---- Exercise materials

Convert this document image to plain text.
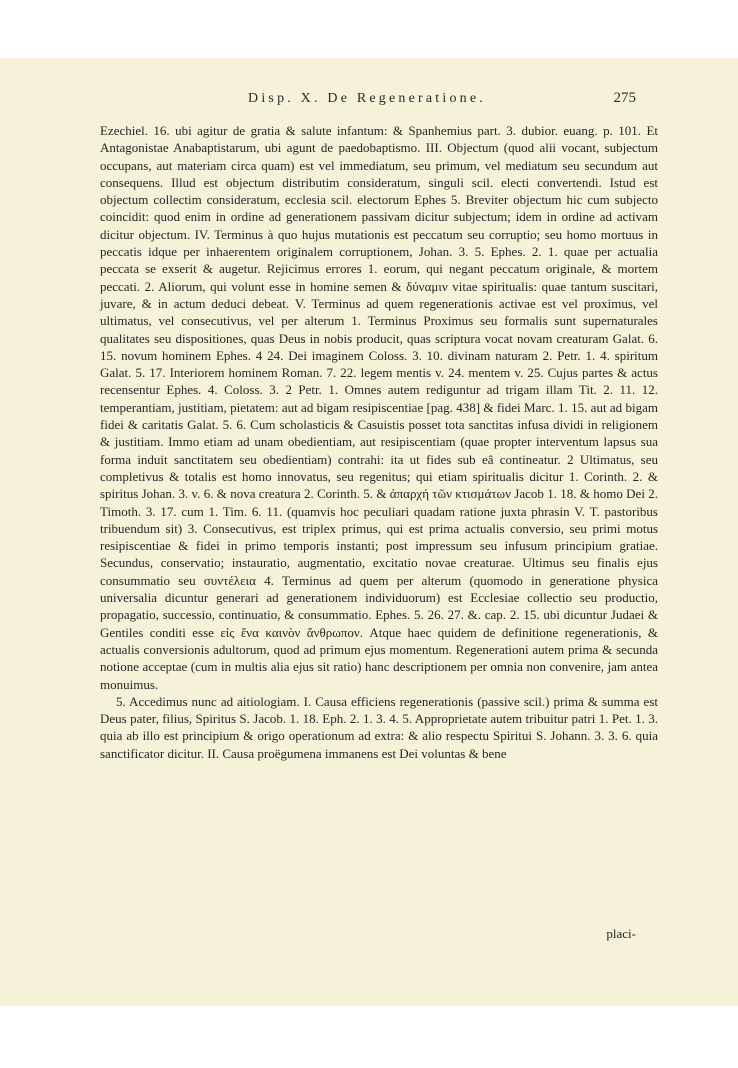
Disp. X. De Regeneratione.	275

Ezechiel. 16. ubi agitur de gratia & salute infantum: & Spanhemius part. 3. dubior. euang. p. 101. Et Antagonistae Anabaptistarum, ubi agunt de paedobaptismo. III. Objectum (quod alii vocant, subjectum occupans, aut materiam circa quam) est vel immediatum, seu primum, vel mediatum seu secundum aut consequens. Illud est objectum distributim consideratum, singuli scil. electi convertendi. Istud est objectum collectim consideratum, ecclesia scil. electorum Ephes 5. Breviter objectum hic cum subjecto coincidit: quod enim in ordine ad generationem passivam dicitur subjectum; idem in ordine ad activam dicitur objectum. IV. Terminus à quo hujus mutationis est peccatum seu corruptio; seu homo mortuus in peccatis idque per inhaerentem originalem corruptionem, Johan. 3. 5. Ephes. 2. 1. quae per actualia peccata se exserit & augetur. Rejicimus errores 1. eorum, qui negant peccatum originale, & mortem peccati. 2. Aliorum, qui volunt esse in homine semen & δύναμιν vitae spiritualis: quae tantum suscitari, juvare, & in actum deduci debeat. V. Terminus ad quem regenerationis activae est vel proximus, vel ultimatus, vel consecutivus, vel per alterum 1. Terminus Proximus seu formalis sunt supernaturales qualitates seu dispositiones, quas Deus in nobis producit, quas scriptura vocat novam creaturam Galat. 6. 15. novum hominem Ephes. 4 24. Dei imaginem Coloss. 3. 10. divinam naturam 2. Petr. 1. 4. spiritum Galat. 5. 17. Interiorem hominem Roman. 7. 22. legem mentis v. 24. mentem v. 25. Cujus partes & actus recensentur Ephes. 4. Coloss. 3. 2 Petr. 1. Omnes autem rediguntur ad trigam illam Tit. 2. 11. 12. temperantiam, justitiam, pietatem: aut ad bigam resipiscentiae [pag. 438] & fidei Marc. 1. 15. aut ad bigam fidei & caritatis Galat. 5. 6. Cum scholasticis & Casuistis posset tota sanctitas infusa dividi in religionem & justitiam. Immo etiam ad unam obedientiam, aut resipiscentiam (quae propter interventum lapsus sua forma induit sanctitatem seu obedientiam) contrahi: ita ut fides sub eâ contineatur. 2 Ultimatus, seu completivus & totalis est homo innovatus, seu regenitus; qui etiam spiritualis dicitur 1. Corinth. 2. & spiritus Johan. 3. v. 6. & nova creatura 2. Corinth. 5. & ἀπαρχή τῶν κτισμάτων Jacob 1. 18. & homo Dei 2. Timoth. 3. 17. cum 1. Tim. 6. 11. (quamvis hoc peculiari quadam ratione juxta phrasin V. T. pastoribus tribuendum sit) 3. Consecutivus, est triplex primus, qui est prima actualis conversio, seu primi motus resipiscentiae & fidei in primo temporis instanti; post impressum seu infusum principium gratiae. Secundus, conservatio; instauratio, augmentatio, excitatio novae creaturae. Ultimus seu finalis ejus consummatio seu συντέλεια 4. Terminus ad quem per alterum (quomodo in generatione physica universalia dicuntur generari ad generationem individuorum) est Ecclesiae collectio seu productio, propagatio, successio, continuatio, & consummatio. Ephes. 5. 26. 27. &. cap. 2. 15. ubi dicuntur Judaei & Gentiles conditi esse εἰς ἕνα καινὸν ἄνθρωπον. Atque haec quidem de definitione regenerationis, & actualis conversionis adultorum, quod ad primum ejus momentum. Regenerationi autem prima & secunda notione acceptae (cum in multis alia ejus sit ratio) hanc descriptionem per omnia non convenire, jam antea monuimus.

5. Accedimus nunc ad aitiologiam. I. Causa efficiens regenerationis (passive scil.) prima & summa est Deus pater, filius, Spiritus S. Jacob. 1. 18. Eph. 2. 1. 3. 4. 5. Approprietate autem tribuitur patri 1. Pet. 1. 3. quia ab illo est principium & origo operationum ad extra: & alio respectu Spiritui S. Johann. 3. 3. 6. quia sanctificator dicitur. II. Causa proëgumena immanens est Dei voluntas & bene

placi-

--------

Goal – Write out each line of the data exactly; the images should be left out.

Written reply –
Convert this document image to plain text.
Disp. X. De Regeneratione.	275

Ezechiel. 16. ubi agitur de gratia & salute infantum: & Spanhemius part. 3. dubior. euang. p. 101. Et Antagonistae Anabaptistarum, ubi agunt de paedobaptismo. III. Objectum (quod alii vocant, subjectum occupans, aut materiam circa quam) est vel immediatum, seu primum, vel mediatum seu secundum aut consequens. Illud est objectum distributim consideratum, singuli scil. electi convertendi. Istud est objectum collectim consideratum, ecclesia scil. electorum Ephes 5. Breviter objectum hic cum subjecto coincidit: quod enim in ordine ad generationem passivam dicitur subjectum; idem in ordine ad activam dicitur objectum. IV. Terminus à quo hujus mutationis est peccatum seu corruptio; seu homo mortuus in peccatis idque per inhaerentem originalem corruptionem, Johan. 3. 5. Ephes. 2. 1. quae per actualia peccata se exserit & augetur. Rejicimus errores 1. eorum, qui negant peccatum originale, & mortem peccati. 2. Aliorum, qui volunt esse in homine semen & δύναμιν vitae spiritualis: quae tantum suscitari, juvare, & in actum deduci debeat. V. Terminus ad quem regenerationis activae est vel proximus, vel ultimatus, vel consecutivus, vel per alterum 1. Terminus Proximus seu formalis sunt supernaturales qualitates seu dispositiones, quas Deus in nobis producit, quas scriptura vocat novam creaturam Galat. 6. 15. novum hominem Ephes. 4 24. Dei imaginem Coloss. 3. 10. divinam naturam 2. Petr. 1. 4. spiritum Galat. 5. 17. Interiorem hominem Roman. 7. 22. legem mentis v. 24. mentem v. 25. Cujus partes & actus recensentur Ephes. 4. Coloss. 3. 2 Petr. 1. Omnes autem rediguntur ad trigam illam Tit. 2. 11. 12. temperantiam, justitiam, pietatem: aut ad bigam resipiscentiae [pag. 438] & fidei Marc. 1. 15. aut ad bigam fidei & caritatis Galat. 5. 6. Cum scholasticis & Casuistis posset tota sanctitas infusa dividi in religionem & justitiam. Immo etiam ad unam obedientiam, aut resipiscentiam (quae propter interventum lapsus sua forma induit sanctitatem seu obedientiam) contrahi: ita ut fides sub eâ contineatur. 2 Ultimatus, seu completivus & totalis est homo innovatus, seu regenitus; qui etiam spiritualis dicitur 1. Corinth. 2. & spiritus Johan. 3. v. 6. & nova creatura 2. Corinth. 5. & ἀπαρχή τῶν κτισμάτων Jacob 1. 18. & homo Dei 2. Timoth. 3. 17. cum 1. Tim. 6. 11. (quamvis hoc peculiari quadam ratione juxta phrasin V. T. pastoribus tribuendum sit) 3. Consecutivus, est triplex primus, qui est prima actualis conversio, seu primi motus resipiscentiae & fidei in primo temporis instanti; post impressum seu infusum principium gratiae. Secundus, conservatio; instauratio, augmentatio, excitatio novae creaturae. Ultimus seu finalis ejus consummatio seu συντέλεια 4. Terminus ad quem per alterum (quomodo in generatione physica universalia dicuntur generari ad generationem individuorum) est Ecclesiae collectio seu productio, propagatio, successio, continuatio, & consummatio. Ephes. 5. 26. 27. &. cap. 2. 15. ubi dicuntur Judaei & Gentiles conditi esse εἰς ἕνα καινὸν ἄνθρωπον. Atque haec quidem de definitione regenerationis, & actualis conversionis adultorum, quod ad primum ejus momentum. Regenerationi autem prima & secunda notione acceptae (cum in multis alia ejus sit ratio) hanc descriptionem per omnia non convenire, jam antea monuimus.

5. Accedimus nunc ad aitiologiam. I. Causa efficiens regenerationis (passive scil.) prima & summa est Deus pater, filius, Spiritus S. Jacob. 1. 18. Eph. 2. 1. 3. 4. 5. Approprietate autem tribuitur patri 1. Pet. 1. 3. quia ab illo est principium & origo operationum ad extra: & alio respectu Spiritui S. Johann. 3. 3. 6. quia sanctificator dicitur. II. Causa proëgumena immanens est Dei voluntas & bene

placi-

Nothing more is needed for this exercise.